■ **Exercise directions**:
Within the material below, find each line bearing the word "selected" and present it.

■ **Entries supplied**:
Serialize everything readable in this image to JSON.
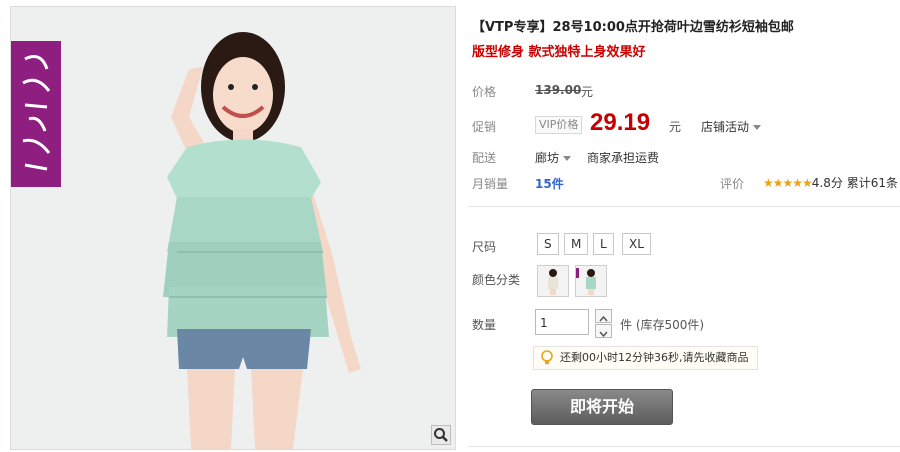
{
  "product": {
    "title": "【VTP专享】28号10:00点开抢荷叶边雪纺衫短袖包邮",
    "subtitle": "版型修身 款式独特上身效果好"
  },
  "price": {
    "label": "价格",
    "original": "139.00",
    "currency": "元"
  },
  "promotion": {
    "label": "促销",
    "tag": "VIP价格",
    "price": "29.19",
    "currency": "元",
    "activity": "店铺活动"
  },
  "shipping": {
    "label": "配送",
    "location": "廊坊",
    "fee_note": "商家承担运费"
  },
  "sales": {
    "label": "月销量",
    "count": "15件",
    "rating_label": "评价",
    "stars": "★★★★★",
    "score": "4.8分",
    "total_reviews": "累计61条"
  },
  "size": {
    "label": "尺码",
    "options": [
      "S",
      "M",
      "L",
      "XL"
    ]
  },
  "color": {
    "label": "颜色分类"
  },
  "quantity": {
    "label": "数量",
    "value": "1",
    "stock": "件 (库存500件)"
  },
  "countdown": {
    "text": "还剩00小时12分钟36秒,请先收藏商品"
  },
  "buy_button": {
    "label": "即将开始"
  },
  "brand": {
    "logo_text": "花香贝拉"
  },
  "colors": {
    "price_red": "#c40000",
    "title_red": "#cc0000",
    "brand_purple": "#8e1e7f",
    "blouse_mint": "#a9d7c6",
    "star_gold": "#e8a317"
  }
}
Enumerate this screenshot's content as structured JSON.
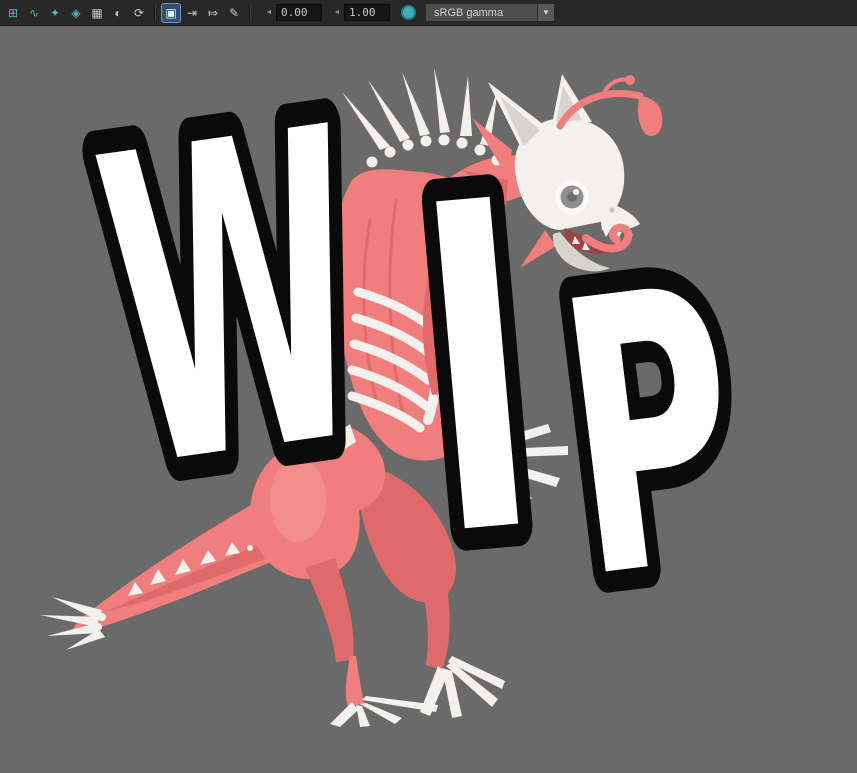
{
  "toolbar": {
    "icons_left": [
      {
        "label": "snap-to-grids",
        "glyph": "⊞"
      },
      {
        "label": "snap-to-curves",
        "glyph": "∿"
      },
      {
        "label": "snap-to-points",
        "glyph": "✦"
      },
      {
        "label": "snap-to-projected-center",
        "glyph": "◈"
      },
      {
        "label": "make-live",
        "glyph": "▦"
      },
      {
        "label": "symmetry",
        "glyph": "◐"
      },
      {
        "label": "construction-history",
        "glyph": "⟳"
      }
    ],
    "icons_mid": [
      {
        "label": "isolate-select",
        "glyph": "▣",
        "selected": true
      },
      {
        "label": "input-connections",
        "glyph": "⇥"
      },
      {
        "label": "output-connections",
        "glyph": "⤇"
      },
      {
        "label": "paint-effects",
        "glyph": "✎"
      }
    ],
    "exposure": {
      "value": "0.00",
      "slider_glyph": "◄"
    },
    "contrast": {
      "value": "1.00",
      "slider_glyph": "◄"
    },
    "color_management": {
      "selected": "sRGB gamma",
      "arrow_glyph": "▾"
    }
  },
  "viewport": {
    "wip": {
      "text": "WIP",
      "letters": [
        "W",
        "I",
        "P"
      ]
    },
    "model": {
      "description": "skeletal creature with exposed muscles, fish-skull head, angler lure antenna, dorsal spines, rib cage, skeletal hands and long tail",
      "muscle_color": "#ef7e7c",
      "muscle_dark": "#df6a69",
      "muscle_light": "#f7a09c",
      "bone_color": "#f3f1ee",
      "bone_shade": "#d8d3cc",
      "background": "#6a6a6a",
      "wip_fill": "#ffffff",
      "wip_outline": "#0a0a0a"
    }
  }
}
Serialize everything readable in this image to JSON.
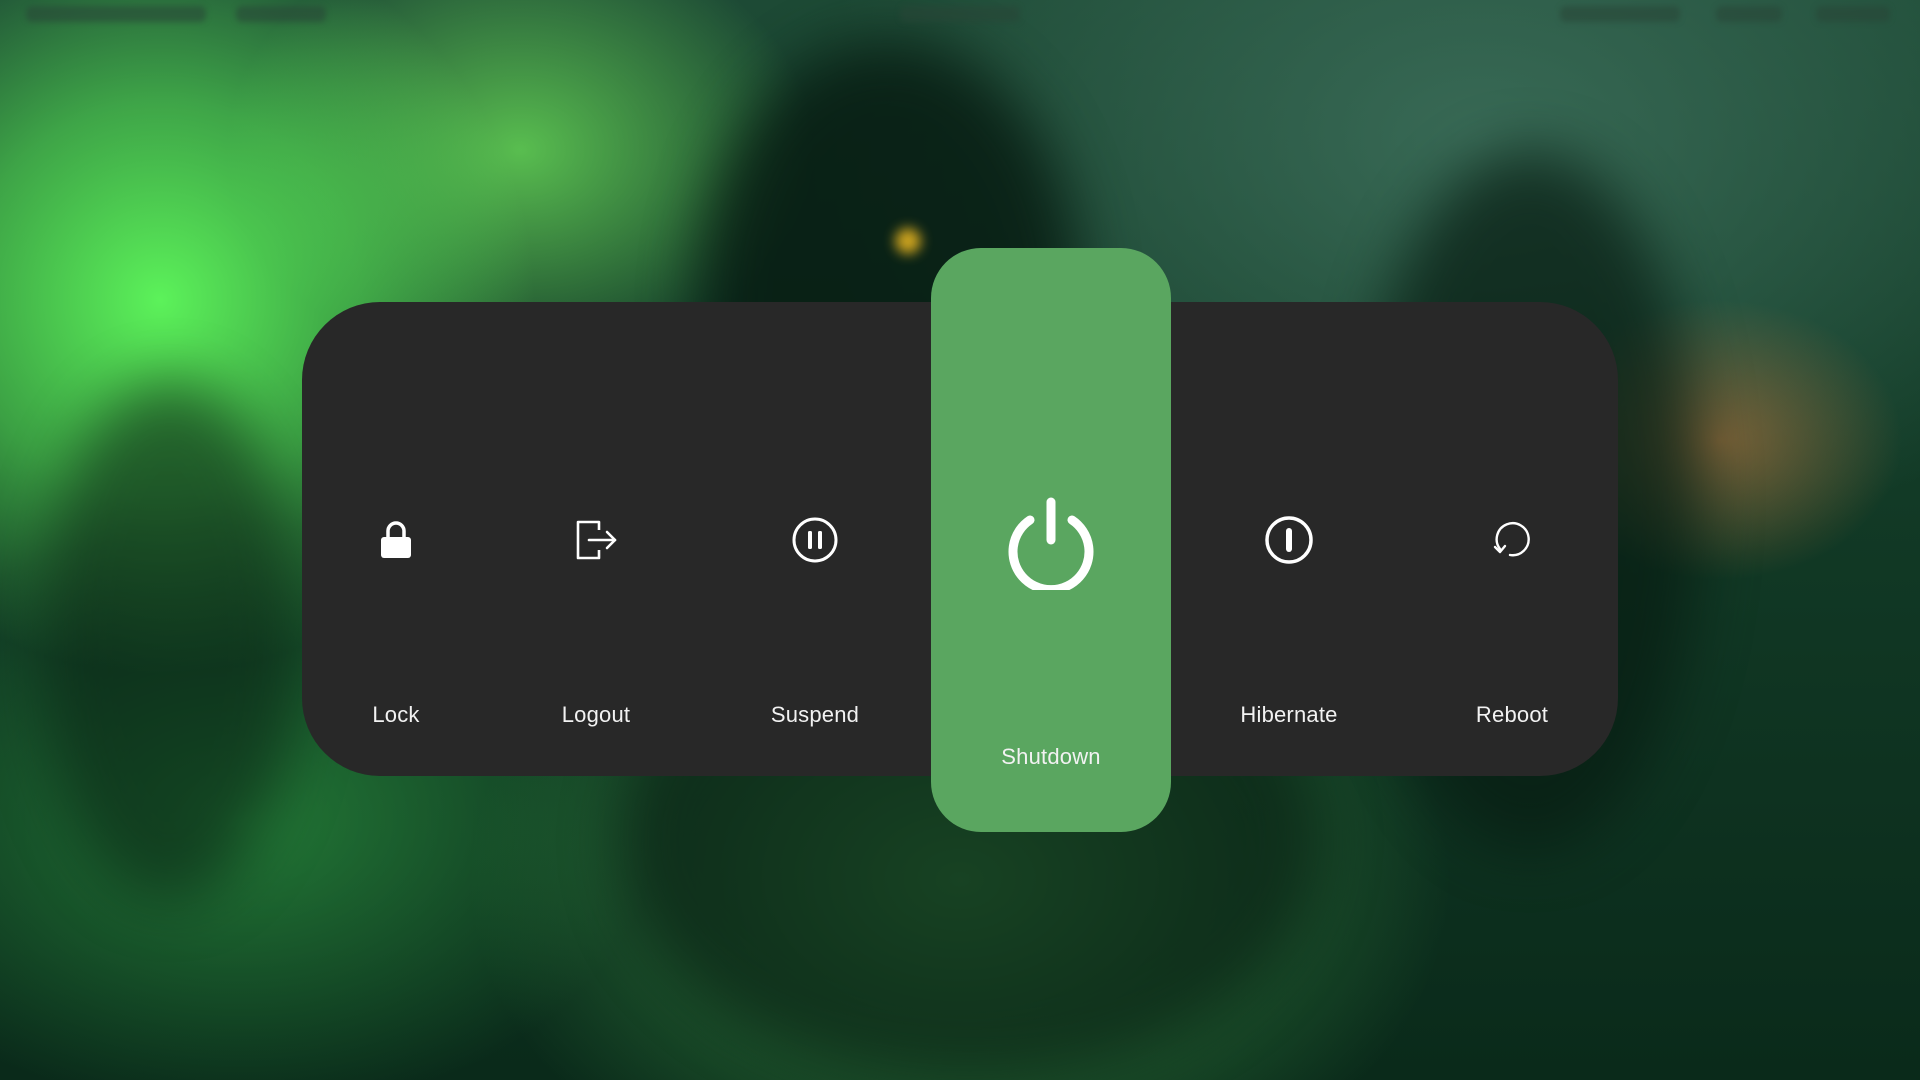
{
  "colors": {
    "panel_background": "#282828",
    "active_background": "#5aa660",
    "text": "#f2f2f2"
  },
  "power_menu": {
    "selected": "Shutdown",
    "options": [
      {
        "label": "Lock",
        "icon": "lock-icon"
      },
      {
        "label": "Logout",
        "icon": "logout-icon"
      },
      {
        "label": "Suspend",
        "icon": "pause-circle-icon"
      },
      {
        "label": "Shutdown",
        "icon": "power-icon"
      },
      {
        "label": "Hibernate",
        "icon": "hibernate-icon"
      },
      {
        "label": "Reboot",
        "icon": "reboot-icon"
      }
    ]
  }
}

■ **Answer to the task**:
        "selected": true
      "selected": "sRGB gamma",
    "selected": "Shutdown",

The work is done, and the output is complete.